[Written exercise]
Everything in the listing should be restated word for word.

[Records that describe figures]
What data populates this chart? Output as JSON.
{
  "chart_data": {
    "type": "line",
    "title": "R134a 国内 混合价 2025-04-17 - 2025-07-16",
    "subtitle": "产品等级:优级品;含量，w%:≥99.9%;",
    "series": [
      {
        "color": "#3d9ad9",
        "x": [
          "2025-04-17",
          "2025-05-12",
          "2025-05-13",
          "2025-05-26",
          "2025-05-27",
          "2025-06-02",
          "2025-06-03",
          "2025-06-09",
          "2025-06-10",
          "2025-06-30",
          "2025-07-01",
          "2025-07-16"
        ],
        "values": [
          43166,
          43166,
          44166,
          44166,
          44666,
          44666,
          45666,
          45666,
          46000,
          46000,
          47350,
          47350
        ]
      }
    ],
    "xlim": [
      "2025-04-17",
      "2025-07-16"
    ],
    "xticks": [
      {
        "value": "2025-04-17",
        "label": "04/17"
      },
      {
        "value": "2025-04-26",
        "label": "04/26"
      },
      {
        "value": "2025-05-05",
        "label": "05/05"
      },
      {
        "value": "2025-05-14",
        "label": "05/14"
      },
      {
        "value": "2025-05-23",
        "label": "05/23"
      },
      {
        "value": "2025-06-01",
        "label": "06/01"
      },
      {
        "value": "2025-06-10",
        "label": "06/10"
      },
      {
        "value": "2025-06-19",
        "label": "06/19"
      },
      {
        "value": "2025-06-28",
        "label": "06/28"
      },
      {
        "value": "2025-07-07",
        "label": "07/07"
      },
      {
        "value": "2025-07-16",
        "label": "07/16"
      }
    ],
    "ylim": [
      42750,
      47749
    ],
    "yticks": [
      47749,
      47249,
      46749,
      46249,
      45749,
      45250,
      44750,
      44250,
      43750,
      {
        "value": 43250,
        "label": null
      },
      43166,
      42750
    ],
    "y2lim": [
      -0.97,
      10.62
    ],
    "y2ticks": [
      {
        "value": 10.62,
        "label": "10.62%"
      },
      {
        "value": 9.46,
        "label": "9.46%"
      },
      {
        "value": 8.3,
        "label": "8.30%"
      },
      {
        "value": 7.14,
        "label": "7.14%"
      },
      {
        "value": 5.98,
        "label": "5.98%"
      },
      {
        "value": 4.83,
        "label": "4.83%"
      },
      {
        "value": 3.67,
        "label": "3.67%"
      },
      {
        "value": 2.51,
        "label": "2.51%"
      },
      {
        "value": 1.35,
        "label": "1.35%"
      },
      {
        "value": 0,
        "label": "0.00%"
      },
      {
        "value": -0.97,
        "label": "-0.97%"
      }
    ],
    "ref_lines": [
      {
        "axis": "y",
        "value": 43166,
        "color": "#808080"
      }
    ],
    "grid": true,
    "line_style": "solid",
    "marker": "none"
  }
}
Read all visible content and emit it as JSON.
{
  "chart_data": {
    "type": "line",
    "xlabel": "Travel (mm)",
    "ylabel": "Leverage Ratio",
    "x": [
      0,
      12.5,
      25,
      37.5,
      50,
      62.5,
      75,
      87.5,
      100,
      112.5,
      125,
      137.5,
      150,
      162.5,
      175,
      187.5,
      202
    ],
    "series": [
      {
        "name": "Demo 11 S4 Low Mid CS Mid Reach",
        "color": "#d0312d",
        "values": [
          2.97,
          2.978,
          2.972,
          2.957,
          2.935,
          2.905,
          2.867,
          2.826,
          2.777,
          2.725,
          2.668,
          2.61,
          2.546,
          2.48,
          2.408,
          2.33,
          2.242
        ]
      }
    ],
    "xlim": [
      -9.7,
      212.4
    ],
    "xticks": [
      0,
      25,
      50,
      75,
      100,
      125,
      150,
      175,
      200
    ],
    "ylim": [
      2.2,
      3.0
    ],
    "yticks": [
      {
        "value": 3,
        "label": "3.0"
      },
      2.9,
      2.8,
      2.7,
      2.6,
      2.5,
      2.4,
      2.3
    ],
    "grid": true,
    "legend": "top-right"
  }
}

[Exercise response]
What data populates this chart? Output as JSON.
{
  "chart_data": {
    "type": "line",
    "title": "R134a 国内 混合价 2025-04-17 - 2025-07-16",
    "subtitle": "产品等级:优级品;含量，w%:≥99.9%;",
    "series": [
      {
        "color": "#3d9ad9",
        "x": [
          "2025-04-17",
          "2025-05-12",
          "2025-05-13",
          "2025-05-26",
          "2025-05-27",
          "2025-06-02",
          "2025-06-03",
          "2025-06-09",
          "2025-06-10",
          "2025-06-30",
          "2025-07-01",
          "2025-07-16"
        ],
        "values": [
          43166,
          43166,
          44166,
          44166,
          44666,
          44666,
          45666,
          45666,
          46000,
          46000,
          47350,
          47350
        ]
      }
    ],
    "xlim": [
      "2025-04-17",
      "2025-07-16"
    ],
    "xticks": [
      {
        "value": "2025-04-17",
        "label": "04/17"
      },
      {
        "value": "2025-04-26",
        "label": "04/26"
      },
      {
        "value": "2025-05-05",
        "label": "05/05"
      },
      {
        "value": "2025-05-14",
        "label": "05/14"
      },
      {
        "value": "2025-05-23",
        "label": "05/23"
      },
      {
        "value": "2025-06-01",
        "label": "06/01"
      },
      {
        "value": "2025-06-10",
        "label": "06/10"
      },
      {
        "value": "2025-06-19",
        "label": "06/19"
      },
      {
        "value": "2025-06-28",
        "label": "06/28"
      },
      {
        "value": "2025-07-07",
        "label": "07/07"
      },
      {
        "value": "2025-07-16",
        "label": "07/16"
      }
    ],
    "ylim": [
      42750,
      47749
    ],
    "yticks": [
      47749,
      47249,
      46749,
      46249,
      45749,
      45250,
      44750,
      44250,
      43750,
      {
        "value": 43250,
        "label": null
      },
      43166,
      42750
    ],
    "y2lim": [
      -0.97,
      10.62
    ],
    "y2ticks": [
      {
        "value": 10.62,
        "label": "10.62%"
      },
      {
        "value": 9.46,
        "label": "9.46%"
      },
      {
        "value": 8.3,
        "label": "8.30%"
      },
      {
        "value": 7.14,
        "label": "7.14%"
      },
      {
        "value": 5.98,
        "label": "5.98%"
      },
      {
        "value": 4.83,
        "label": "4.83%"
      },
      {
        "value": 3.67,
        "label": "3.67%"
      },
      {
        "value": 2.51,
        "label": "2.51%"
      },
      {
        "value": 1.35,
        "label": "1.35%"
      },
      {
        "value": 0,
        "label": "0.00%"
      },
      {
        "value": -0.97,
        "label": "-0.97%"
      }
    ],
    "ref_lines": [
      {
        "axis": "y",
        "value": 43166,
        "color": "#808080"
      }
    ],
    "grid": true,
    "line_style": "solid",
    "marker": "none"
  }
}
Read all visible content and emit it as JSON.
{
  "chart_data": {
    "type": "line",
    "xlabel": "Travel (mm)",
    "ylabel": "Leverage Ratio",
    "x": [
      0,
      12.5,
      25,
      37.5,
      50,
      62.5,
      75,
      87.5,
      100,
      112.5,
      125,
      137.5,
      150,
      162.5,
      175,
      187.5,
      202
    ],
    "series": [
      {
        "name": "Demo 11 S4 Low Mid CS Mid Reach",
        "color": "#d0312d",
        "values": [
          2.97,
          2.978,
          2.972,
          2.957,
          2.935,
          2.905,
          2.867,
          2.826,
          2.777,
          2.725,
          2.668,
          2.61,
          2.546,
          2.48,
          2.408,
          2.33,
          2.242
        ]
      }
    ],
    "xlim": [
      -9.7,
      212.4
    ],
    "xticks": [
      0,
      25,
      50,
      75,
      100,
      125,
      150,
      175,
      200
    ],
    "ylim": [
      2.2,
      3.0
    ],
    "yticks": [
      {
        "value": 3,
        "label": "3.0"
      },
      2.9,
      2.8,
      2.7,
      2.6,
      2.5,
      2.4,
      2.3
    ],
    "grid": true,
    "legend": "top-right"
  }
}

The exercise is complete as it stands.